*** GIVEN RECORDS ***

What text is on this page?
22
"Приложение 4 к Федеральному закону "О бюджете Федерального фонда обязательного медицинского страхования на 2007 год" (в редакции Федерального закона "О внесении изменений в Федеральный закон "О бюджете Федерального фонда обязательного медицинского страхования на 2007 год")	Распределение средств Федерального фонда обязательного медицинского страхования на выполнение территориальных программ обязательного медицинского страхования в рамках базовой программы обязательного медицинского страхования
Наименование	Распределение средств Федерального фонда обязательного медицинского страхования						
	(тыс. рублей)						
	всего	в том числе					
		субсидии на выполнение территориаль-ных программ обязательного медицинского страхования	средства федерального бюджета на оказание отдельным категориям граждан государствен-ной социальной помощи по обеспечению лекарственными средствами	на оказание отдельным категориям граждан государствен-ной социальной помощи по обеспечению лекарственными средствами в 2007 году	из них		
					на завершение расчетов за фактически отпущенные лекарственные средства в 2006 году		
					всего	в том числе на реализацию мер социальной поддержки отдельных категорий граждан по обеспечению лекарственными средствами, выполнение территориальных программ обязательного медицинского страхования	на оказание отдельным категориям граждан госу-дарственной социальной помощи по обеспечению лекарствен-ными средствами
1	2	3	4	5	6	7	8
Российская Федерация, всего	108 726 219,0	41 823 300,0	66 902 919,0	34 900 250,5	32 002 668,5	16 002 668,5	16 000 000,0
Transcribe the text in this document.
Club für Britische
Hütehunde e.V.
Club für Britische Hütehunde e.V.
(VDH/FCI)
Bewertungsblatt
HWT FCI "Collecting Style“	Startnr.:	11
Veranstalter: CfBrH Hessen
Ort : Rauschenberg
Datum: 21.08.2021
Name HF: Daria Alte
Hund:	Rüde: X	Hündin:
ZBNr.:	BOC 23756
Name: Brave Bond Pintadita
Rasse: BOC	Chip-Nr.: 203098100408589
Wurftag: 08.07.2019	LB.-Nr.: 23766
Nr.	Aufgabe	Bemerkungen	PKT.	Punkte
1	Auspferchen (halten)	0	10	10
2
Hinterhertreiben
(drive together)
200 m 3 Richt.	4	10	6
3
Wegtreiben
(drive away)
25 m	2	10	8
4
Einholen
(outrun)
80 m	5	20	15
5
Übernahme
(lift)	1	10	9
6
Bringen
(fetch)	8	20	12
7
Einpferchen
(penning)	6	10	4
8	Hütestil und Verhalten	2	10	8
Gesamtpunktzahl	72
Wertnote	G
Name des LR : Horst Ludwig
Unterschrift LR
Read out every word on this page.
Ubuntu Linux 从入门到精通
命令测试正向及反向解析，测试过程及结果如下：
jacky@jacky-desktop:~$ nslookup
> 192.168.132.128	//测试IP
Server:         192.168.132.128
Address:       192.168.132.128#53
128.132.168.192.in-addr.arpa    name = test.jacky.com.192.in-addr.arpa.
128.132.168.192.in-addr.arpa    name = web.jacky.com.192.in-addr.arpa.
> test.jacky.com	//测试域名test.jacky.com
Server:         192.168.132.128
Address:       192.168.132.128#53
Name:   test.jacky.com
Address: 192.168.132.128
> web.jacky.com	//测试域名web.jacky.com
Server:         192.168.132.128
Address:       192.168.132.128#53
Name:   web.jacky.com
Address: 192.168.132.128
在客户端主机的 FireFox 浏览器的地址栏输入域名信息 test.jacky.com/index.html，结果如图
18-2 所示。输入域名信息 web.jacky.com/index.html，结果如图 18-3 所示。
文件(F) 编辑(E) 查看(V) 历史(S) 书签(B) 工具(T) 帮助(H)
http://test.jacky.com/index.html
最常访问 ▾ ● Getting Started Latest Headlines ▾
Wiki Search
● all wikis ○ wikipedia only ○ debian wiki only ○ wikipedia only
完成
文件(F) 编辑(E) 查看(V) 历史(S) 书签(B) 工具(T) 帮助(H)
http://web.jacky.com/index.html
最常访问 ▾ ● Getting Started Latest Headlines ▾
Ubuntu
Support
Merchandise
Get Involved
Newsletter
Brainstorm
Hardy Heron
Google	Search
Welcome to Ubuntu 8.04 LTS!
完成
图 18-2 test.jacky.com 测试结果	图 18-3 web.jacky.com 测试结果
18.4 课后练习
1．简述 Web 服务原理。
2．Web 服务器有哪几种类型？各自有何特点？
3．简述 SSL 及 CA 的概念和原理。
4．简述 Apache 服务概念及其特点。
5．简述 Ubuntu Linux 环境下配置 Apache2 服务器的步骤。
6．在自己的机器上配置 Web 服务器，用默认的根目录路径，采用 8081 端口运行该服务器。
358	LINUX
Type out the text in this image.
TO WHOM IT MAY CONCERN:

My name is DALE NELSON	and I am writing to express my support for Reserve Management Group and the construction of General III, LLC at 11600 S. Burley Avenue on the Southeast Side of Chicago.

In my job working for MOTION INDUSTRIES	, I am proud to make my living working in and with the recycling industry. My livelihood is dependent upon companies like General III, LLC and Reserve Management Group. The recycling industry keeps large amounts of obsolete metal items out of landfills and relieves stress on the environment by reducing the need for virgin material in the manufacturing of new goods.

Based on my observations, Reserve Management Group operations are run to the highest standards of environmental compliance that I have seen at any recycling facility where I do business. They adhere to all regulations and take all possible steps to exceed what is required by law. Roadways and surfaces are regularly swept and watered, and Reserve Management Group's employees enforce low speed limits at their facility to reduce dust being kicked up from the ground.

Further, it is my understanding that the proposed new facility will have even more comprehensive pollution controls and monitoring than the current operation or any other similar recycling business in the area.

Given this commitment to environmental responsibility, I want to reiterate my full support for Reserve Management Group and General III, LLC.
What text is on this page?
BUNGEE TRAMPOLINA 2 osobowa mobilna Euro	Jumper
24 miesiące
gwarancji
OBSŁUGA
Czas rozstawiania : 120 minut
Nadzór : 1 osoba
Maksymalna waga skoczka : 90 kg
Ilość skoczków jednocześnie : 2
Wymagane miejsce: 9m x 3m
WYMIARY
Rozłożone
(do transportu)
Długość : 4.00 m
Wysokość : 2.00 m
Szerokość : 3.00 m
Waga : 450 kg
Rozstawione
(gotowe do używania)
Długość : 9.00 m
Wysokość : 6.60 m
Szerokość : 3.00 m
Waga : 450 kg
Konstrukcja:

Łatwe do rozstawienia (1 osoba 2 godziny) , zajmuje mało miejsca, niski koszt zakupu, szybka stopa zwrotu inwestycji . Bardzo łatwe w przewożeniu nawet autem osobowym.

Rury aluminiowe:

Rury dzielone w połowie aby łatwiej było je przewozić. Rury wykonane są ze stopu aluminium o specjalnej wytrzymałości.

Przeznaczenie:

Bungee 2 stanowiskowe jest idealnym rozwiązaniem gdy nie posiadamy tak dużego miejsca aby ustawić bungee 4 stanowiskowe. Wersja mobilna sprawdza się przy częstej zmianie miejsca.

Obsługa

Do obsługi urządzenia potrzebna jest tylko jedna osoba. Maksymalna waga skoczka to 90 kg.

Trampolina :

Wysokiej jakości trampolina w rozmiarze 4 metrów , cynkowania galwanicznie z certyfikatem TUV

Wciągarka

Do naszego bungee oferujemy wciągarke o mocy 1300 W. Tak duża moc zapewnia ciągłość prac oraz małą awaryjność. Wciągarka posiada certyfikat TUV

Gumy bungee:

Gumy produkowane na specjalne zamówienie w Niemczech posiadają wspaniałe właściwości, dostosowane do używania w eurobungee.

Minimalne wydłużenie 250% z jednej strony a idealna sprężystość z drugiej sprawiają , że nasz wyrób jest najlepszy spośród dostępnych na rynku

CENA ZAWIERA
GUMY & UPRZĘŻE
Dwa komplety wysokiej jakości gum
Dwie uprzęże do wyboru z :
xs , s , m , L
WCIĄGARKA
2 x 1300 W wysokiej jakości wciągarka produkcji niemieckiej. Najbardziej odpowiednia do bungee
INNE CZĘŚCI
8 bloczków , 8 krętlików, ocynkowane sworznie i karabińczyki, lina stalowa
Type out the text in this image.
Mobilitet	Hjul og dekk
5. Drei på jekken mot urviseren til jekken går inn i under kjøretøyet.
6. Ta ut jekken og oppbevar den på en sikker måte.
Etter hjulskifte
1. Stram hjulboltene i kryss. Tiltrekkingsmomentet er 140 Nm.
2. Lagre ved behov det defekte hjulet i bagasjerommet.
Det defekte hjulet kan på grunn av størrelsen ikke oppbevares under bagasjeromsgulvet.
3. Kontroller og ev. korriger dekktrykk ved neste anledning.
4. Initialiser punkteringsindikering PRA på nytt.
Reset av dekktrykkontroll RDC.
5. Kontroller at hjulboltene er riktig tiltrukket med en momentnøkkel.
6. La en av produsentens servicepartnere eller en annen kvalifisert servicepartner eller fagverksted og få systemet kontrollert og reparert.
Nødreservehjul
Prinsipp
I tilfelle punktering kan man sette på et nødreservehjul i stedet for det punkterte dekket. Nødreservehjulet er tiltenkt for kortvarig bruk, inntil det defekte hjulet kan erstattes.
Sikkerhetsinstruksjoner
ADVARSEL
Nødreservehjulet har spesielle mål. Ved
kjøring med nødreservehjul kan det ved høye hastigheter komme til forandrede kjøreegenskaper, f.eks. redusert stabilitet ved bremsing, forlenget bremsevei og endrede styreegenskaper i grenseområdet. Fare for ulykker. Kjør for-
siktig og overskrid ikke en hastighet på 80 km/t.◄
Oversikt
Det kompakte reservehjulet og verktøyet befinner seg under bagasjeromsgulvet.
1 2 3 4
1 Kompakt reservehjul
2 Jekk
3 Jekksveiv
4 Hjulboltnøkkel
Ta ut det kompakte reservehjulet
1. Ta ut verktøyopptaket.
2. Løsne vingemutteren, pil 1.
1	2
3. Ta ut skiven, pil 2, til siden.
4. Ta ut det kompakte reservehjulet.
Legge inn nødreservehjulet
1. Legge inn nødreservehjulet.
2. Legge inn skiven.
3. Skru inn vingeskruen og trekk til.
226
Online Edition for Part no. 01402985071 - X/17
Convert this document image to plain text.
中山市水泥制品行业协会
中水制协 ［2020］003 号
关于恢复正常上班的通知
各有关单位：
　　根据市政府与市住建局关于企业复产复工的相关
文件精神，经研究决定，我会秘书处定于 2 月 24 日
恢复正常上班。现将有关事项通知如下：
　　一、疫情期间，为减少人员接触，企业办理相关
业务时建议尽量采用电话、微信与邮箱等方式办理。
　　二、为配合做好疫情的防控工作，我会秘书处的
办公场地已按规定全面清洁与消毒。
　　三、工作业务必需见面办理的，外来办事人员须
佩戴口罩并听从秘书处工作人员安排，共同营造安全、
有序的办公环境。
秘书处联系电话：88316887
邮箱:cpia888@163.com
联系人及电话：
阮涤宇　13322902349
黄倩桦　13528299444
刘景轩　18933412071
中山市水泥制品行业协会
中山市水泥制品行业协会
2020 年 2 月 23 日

***

PROBLEM TO WORK ON: Reproduce each line holding the word "osoba".

ANSWER FOR THIS EXERCISE:
Nadzór : 1 osoba
Łatwe do rozstawienia (1 osoba 2 godziny) , zajmuje mało miejsca, niski koszt zakupu, szybka stopa zwrotu inwestycji . Bardzo łatwe w przewożeniu nawet autem osobowym.
Do obsługi urządzenia potrzebna jest tylko jedna osoba. Maksymalna waga skoczka to 90 kg.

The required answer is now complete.